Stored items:

§

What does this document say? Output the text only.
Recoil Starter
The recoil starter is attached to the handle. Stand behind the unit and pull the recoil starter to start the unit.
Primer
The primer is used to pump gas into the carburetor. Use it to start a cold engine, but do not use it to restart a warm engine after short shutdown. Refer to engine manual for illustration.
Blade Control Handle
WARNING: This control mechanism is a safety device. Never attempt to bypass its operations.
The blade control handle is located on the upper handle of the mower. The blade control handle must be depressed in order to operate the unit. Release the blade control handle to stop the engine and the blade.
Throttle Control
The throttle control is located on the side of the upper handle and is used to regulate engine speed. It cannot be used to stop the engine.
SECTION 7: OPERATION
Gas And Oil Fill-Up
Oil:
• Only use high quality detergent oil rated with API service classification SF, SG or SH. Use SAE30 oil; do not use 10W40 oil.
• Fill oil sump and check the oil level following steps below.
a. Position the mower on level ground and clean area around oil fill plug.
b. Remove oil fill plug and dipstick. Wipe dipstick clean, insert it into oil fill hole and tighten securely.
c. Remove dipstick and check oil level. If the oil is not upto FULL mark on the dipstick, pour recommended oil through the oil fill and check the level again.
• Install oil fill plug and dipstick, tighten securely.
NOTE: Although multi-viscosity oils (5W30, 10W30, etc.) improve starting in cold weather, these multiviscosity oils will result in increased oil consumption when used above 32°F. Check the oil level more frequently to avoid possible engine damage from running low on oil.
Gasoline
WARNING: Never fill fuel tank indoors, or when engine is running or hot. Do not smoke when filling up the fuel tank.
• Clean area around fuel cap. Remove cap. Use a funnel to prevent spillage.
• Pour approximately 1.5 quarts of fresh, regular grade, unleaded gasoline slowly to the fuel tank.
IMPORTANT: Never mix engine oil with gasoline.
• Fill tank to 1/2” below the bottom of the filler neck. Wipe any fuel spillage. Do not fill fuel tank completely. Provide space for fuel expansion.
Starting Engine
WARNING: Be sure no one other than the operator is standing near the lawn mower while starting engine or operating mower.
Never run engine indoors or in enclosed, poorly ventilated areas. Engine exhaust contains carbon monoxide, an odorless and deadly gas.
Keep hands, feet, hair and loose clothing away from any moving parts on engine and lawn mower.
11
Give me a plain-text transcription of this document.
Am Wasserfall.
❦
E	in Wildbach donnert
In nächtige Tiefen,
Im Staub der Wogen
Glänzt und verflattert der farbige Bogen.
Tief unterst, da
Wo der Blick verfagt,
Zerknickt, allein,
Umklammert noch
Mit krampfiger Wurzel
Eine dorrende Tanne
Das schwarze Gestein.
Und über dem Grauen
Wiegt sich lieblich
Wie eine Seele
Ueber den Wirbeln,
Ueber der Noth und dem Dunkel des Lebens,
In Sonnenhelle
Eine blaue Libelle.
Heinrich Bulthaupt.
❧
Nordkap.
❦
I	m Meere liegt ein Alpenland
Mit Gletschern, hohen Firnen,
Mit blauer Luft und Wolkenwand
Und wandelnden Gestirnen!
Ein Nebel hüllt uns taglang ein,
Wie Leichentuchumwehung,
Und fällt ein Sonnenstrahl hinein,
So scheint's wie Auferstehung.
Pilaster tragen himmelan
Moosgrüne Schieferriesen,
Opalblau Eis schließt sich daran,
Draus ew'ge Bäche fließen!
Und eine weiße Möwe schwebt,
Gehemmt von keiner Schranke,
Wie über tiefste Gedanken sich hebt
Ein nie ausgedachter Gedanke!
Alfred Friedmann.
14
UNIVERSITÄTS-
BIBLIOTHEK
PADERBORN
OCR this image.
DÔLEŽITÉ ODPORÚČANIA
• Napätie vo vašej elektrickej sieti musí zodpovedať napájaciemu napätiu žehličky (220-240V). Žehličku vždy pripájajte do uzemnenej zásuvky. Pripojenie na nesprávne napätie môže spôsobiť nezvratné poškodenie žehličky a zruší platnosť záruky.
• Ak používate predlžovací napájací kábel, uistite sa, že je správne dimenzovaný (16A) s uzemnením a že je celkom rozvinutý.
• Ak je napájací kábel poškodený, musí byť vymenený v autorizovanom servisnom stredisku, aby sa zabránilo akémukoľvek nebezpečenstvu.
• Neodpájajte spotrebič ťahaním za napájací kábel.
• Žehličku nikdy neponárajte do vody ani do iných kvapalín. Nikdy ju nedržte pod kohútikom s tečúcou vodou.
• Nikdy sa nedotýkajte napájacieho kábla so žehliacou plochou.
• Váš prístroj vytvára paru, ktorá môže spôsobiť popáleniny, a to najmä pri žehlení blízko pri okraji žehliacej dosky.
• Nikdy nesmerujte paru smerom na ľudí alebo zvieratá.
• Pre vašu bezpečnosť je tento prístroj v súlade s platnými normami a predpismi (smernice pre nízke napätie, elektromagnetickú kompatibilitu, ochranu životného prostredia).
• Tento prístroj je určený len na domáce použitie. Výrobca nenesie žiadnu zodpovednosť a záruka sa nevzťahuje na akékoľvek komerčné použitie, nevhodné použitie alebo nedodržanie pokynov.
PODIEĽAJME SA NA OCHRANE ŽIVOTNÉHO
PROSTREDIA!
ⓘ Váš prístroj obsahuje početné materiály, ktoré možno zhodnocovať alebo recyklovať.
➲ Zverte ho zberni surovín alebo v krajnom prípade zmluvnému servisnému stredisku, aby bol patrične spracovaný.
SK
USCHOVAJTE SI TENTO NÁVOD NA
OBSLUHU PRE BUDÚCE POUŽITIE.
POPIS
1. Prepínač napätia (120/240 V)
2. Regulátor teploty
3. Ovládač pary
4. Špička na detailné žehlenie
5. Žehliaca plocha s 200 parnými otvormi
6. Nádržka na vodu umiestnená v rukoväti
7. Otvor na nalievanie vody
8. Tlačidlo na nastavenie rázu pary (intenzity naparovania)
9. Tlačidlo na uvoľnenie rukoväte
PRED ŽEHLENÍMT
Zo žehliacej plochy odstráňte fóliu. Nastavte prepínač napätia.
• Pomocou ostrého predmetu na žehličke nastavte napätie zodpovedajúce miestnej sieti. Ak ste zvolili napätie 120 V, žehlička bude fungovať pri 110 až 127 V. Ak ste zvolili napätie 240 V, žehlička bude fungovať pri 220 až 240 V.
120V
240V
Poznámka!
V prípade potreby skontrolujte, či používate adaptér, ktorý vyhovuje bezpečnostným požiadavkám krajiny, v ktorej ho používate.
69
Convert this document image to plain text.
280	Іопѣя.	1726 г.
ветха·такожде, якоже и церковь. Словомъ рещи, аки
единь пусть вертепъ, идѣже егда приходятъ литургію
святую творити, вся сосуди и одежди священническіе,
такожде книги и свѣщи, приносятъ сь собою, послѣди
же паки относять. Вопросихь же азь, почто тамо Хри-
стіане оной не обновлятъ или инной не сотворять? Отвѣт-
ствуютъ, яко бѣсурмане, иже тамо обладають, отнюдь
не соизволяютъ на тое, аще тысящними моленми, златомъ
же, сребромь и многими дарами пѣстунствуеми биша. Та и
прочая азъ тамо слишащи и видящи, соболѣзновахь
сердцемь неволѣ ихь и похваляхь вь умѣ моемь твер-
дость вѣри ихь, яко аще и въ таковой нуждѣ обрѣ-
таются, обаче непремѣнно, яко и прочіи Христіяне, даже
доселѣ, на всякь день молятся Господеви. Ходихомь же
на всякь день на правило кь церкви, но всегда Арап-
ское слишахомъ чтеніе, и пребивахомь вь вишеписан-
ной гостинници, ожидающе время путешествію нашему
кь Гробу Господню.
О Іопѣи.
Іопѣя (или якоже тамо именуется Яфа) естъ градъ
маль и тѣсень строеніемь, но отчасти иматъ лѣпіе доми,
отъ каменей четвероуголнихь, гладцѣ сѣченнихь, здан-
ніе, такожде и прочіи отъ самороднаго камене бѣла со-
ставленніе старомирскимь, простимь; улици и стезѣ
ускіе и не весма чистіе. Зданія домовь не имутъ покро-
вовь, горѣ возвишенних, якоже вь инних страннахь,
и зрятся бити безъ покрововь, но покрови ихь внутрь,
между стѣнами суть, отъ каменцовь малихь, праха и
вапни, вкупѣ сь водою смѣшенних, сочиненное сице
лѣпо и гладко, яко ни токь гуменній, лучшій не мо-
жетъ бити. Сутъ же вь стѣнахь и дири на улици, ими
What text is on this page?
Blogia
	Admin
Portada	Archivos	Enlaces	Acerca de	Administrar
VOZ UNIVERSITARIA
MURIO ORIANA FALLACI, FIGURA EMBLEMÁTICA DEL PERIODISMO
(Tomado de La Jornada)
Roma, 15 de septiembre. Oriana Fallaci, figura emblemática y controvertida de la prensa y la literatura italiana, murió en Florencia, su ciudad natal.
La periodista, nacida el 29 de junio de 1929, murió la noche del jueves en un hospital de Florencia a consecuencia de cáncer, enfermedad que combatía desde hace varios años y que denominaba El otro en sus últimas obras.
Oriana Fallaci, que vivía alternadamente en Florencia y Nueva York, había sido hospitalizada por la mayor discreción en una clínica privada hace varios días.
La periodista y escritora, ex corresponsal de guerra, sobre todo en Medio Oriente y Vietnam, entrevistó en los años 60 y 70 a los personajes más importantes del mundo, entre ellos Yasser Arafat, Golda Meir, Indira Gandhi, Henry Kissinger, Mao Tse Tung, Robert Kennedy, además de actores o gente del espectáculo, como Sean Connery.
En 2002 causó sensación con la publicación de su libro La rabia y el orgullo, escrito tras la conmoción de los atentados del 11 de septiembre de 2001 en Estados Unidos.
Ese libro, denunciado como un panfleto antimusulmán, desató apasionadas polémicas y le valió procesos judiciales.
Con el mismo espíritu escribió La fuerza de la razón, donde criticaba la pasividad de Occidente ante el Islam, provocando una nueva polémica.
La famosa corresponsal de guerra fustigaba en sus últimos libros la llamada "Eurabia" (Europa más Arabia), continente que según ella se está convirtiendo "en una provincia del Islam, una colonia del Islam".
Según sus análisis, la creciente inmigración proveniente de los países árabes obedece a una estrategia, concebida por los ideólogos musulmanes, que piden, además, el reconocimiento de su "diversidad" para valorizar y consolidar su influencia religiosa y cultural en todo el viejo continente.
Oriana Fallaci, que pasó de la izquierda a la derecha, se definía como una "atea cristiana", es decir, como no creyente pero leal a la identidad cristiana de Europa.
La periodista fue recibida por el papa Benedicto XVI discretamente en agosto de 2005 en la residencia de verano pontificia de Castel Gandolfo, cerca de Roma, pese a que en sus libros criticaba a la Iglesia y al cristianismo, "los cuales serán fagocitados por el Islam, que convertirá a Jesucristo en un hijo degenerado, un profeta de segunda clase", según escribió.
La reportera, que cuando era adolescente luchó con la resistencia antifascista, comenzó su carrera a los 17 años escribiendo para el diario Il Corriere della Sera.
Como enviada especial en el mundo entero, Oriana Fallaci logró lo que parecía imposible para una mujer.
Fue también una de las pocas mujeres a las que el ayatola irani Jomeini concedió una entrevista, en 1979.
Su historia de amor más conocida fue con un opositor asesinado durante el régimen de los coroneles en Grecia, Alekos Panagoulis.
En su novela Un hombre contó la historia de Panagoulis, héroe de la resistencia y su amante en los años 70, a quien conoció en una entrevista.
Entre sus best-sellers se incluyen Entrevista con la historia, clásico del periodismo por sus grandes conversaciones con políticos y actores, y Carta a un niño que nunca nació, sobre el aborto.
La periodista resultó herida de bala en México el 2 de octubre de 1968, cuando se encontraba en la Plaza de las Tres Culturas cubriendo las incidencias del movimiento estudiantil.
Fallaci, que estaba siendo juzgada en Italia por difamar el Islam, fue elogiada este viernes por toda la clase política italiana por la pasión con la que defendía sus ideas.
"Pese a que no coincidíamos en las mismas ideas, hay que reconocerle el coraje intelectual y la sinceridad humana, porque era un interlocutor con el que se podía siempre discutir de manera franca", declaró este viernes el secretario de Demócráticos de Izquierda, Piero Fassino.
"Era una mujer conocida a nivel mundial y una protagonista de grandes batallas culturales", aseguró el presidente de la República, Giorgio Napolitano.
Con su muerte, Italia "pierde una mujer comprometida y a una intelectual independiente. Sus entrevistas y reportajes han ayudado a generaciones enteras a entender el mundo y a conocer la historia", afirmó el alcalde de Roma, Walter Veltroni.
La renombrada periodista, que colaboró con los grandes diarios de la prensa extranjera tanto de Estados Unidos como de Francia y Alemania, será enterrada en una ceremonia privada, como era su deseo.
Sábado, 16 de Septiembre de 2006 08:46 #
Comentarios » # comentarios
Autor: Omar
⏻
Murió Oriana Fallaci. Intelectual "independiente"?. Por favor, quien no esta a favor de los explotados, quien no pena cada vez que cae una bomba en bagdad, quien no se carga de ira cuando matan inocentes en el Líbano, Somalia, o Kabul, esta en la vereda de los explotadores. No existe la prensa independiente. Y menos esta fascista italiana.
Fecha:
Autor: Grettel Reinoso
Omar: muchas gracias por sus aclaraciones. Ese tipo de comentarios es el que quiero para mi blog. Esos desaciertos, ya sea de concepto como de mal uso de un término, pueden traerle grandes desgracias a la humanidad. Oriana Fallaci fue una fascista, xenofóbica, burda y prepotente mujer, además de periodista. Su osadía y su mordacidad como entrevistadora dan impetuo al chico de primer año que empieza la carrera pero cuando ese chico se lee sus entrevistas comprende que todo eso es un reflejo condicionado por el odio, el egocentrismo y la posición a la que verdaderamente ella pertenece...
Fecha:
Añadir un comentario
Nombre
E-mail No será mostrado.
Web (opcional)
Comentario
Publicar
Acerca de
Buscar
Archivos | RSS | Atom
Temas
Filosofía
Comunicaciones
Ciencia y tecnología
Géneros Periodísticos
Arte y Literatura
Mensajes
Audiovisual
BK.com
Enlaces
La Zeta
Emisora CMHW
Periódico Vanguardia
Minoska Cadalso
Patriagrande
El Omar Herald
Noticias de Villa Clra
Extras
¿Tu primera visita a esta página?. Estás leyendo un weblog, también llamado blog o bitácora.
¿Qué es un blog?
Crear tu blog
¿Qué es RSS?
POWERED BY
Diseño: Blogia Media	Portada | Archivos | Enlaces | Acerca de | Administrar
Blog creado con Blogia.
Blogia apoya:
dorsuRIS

§

• **EXERCISE TASK**: Search the listing for the word "mundo". Copy every line in which it occurs.

• **RESULT OF THE EXERCISE**:
La periodista y escritora, ex corresponsal de guerra, sobre todo en Medio Oriente y Vietnam, entrevistó en los años 60 y 70 a los personajes más importantes del mundo, entre ellos Yasser Arafat, Golda Meir, Indira Gandhi, Henry Kissinger, Mao Tse Tung, Robert Kennedy, además de actores o gente del espectáculo, como Sean Connery.
Como enviada especial en el mundo entero, Oriana Fallaci logró lo que parecía imposible para una mujer.
Con su muerte, Italia "pierde una mujer comprometida y a una intelectual independiente. Sus entrevistas y reportajes han ayudado a generaciones enteras a entender el mundo y a conocer la historia", afirmó el alcalde de Roma, Walter Veltroni.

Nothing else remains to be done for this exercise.